Document text:
......
The recent decisions I highlighted are also problematic on another level: they imply that the failure of the lower court to hear effectively on sentencing is remedied when an appellate court hears the same. However, our judicial system clarifies that the lower Courts are the courts of evidence with such exercises being exceptional during appellate hearings. Thus, original evidence must as per rule first go through the lower Courts, which are better equipped to deal with the same. Further, under Article 131 and the Supreme Court Rules, 2013, original jurisdiction is only limited to civil suits between the union and the states, or inter se states. For a factually-intensive exercise such as sentencing, often requiring cross-examination, the Supreme Court is not the ideal place for a first (and often final) determination. (On this, see, http://lawandotherthings.com/2017/05/death-penalty-sentencing-the-supreme-court-as-the-first-and-final-arbiter-of-facts/#_ftnref7).

Another important reason to question the second approach is that an automatic bypass in such cases would deny an accused a right to appeal against the ruling in the sentencing stage before the Supreme Court (see http://indianexpress.com/article/opinion/columns/death-penalty-in-india-supreme-court-cases-law-mitigating-evidence-4551607/). This leads to there being no chance of re-appreciation of evidence on sentencing in case of an error in judicial reasoning. In a death penalty case, where the stakes involved in the sentencing process are highest, we must ensure that there is the protective layer of multiple levels of Courts having the option of hearing on sentence.

Conclusions and Some Ways Out of the Bind
Since B. A. Umesh states that same day sentencing was not an issue there because it was not raised before lower courts, defence lawyers should ensure that the need for a separate date for sentencing is adequately highlighted before the lower court itself. Defence lawyers can perhaps also use the caveat given in Malkiat Singh, and argue that prima facie errors in sentencing coupled with lengthy delay for someone on death row should result in converting those cases to life imprisonment, instead of conducting a mini-trial for sentencing yet again. The Supreme Court's current treatment of 'delay' as a factor requires more nuance but. Consider Yakub Abdul Razak Memon v. State of Maharashtra [(2013) 13 SCC 1], where the Court concluded that sentencing hearings must involve remand unless it is likely to cause delay. But, I ask, given the pervading backlog in case-disposal, when would remand not involve some delay? Moreover, the lack of nuance uses delay to take away a right of appeal at the cost of judicial efficacy. Bland arguments suggest delay only lengthens the suffering of those on death row. Of course delay is bad, but it does not entail cutting corners to arrive at the end. This trade-off is unconscionable. Thus, I conclude with suggesting it is time that the Supreme Court clarifies the inconsistency between the two lines of cases by stating the true scope and import of Section 235(2), and while doing so pays heed to the adverse effects of not remanding a case in a case where the judicial power to take a life is at stake.
......
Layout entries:
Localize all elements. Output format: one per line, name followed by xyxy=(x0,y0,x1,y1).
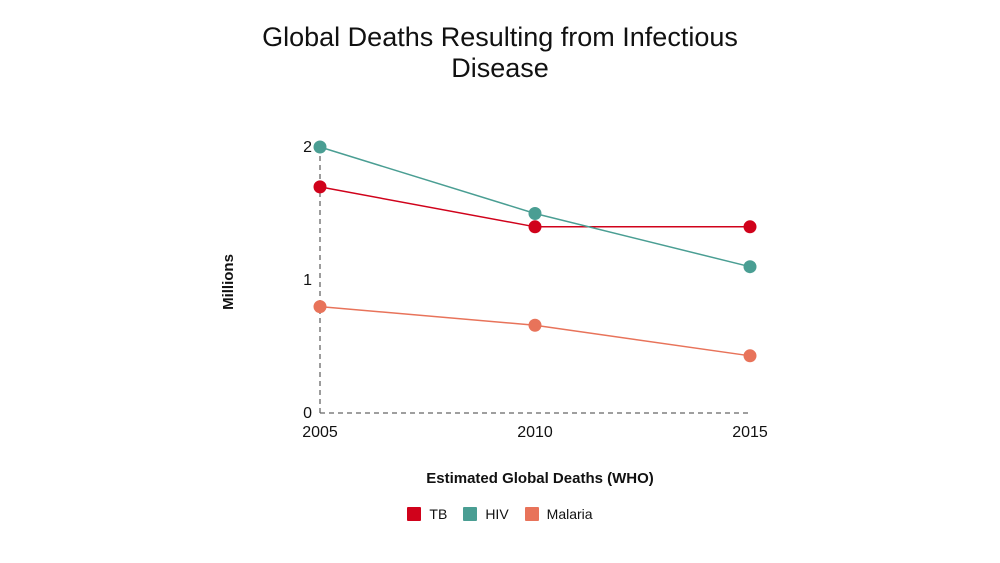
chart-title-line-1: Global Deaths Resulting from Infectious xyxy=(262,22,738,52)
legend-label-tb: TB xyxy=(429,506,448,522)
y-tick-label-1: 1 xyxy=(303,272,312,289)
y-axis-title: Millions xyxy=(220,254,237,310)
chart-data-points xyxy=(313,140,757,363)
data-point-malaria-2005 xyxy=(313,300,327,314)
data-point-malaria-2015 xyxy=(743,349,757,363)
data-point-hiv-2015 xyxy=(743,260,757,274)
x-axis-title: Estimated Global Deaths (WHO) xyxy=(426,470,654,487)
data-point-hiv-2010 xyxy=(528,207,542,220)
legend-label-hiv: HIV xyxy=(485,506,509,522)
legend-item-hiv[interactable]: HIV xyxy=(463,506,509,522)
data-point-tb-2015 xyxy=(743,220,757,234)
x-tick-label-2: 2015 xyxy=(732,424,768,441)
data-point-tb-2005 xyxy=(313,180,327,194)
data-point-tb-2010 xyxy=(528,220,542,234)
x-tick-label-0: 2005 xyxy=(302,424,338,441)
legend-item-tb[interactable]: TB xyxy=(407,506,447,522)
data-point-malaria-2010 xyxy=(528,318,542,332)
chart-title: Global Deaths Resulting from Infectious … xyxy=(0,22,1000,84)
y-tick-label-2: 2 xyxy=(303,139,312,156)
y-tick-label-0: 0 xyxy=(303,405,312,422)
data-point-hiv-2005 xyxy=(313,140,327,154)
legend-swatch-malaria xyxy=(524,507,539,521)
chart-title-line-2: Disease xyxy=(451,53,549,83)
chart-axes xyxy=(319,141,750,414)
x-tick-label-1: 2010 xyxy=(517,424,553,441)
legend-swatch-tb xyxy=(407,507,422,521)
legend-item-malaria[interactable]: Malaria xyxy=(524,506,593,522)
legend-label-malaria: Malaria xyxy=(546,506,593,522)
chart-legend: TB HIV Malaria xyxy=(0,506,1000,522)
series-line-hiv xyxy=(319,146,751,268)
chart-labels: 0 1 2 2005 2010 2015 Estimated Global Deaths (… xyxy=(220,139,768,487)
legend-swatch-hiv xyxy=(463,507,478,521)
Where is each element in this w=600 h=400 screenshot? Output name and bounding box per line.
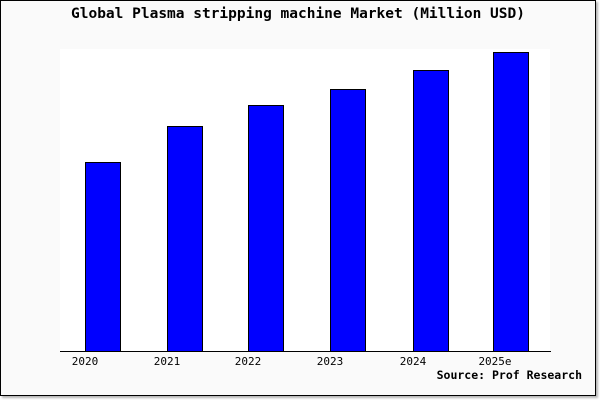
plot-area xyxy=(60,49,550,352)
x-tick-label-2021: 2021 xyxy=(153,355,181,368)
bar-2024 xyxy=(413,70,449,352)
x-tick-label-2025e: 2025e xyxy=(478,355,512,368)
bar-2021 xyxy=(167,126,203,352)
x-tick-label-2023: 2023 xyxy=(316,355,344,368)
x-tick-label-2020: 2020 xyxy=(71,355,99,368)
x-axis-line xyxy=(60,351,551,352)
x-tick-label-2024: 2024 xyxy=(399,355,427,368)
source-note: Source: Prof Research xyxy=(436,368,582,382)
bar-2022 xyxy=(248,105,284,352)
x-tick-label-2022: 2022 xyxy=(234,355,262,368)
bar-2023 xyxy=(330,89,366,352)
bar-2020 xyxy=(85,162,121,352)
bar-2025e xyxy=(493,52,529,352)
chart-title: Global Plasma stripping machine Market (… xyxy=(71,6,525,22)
......
Exercises to complete:
• a. In the passage on death penalty sentencing, what did the Court conclude in Yakub Abdul Razak Memon v. State of Maharashtra?
• b. Please write out the part of the passage on death penalty sentencing that begins at the words "Another important reason" and stops after "hearing on sentence.".
The entries aren't needed for this work.

Solutions to the exercise:
• a. It concluded that sentencing hearings must involve remand unless it is likely to cause delay.

• b.
Another important reason to question the second approach is that an automatic bypass in such cases would deny an accused a right to appeal against the ruling in the sentencing stage before the Supreme Court (see http://indianexpress.com/article/opinion/columns/death-penalty-in-india-supreme-court-cases-law-mitigating-evidence-4551607/). This leads to there being no chance of re-appreciation of evidence on sentencing in case of an error in judicial reasoning. In a death penalty case, where the stakes involved in the sentencing process are highest, we must ensure that there is the protective layer of multiple levels of Courts having the option of hearing on sentence.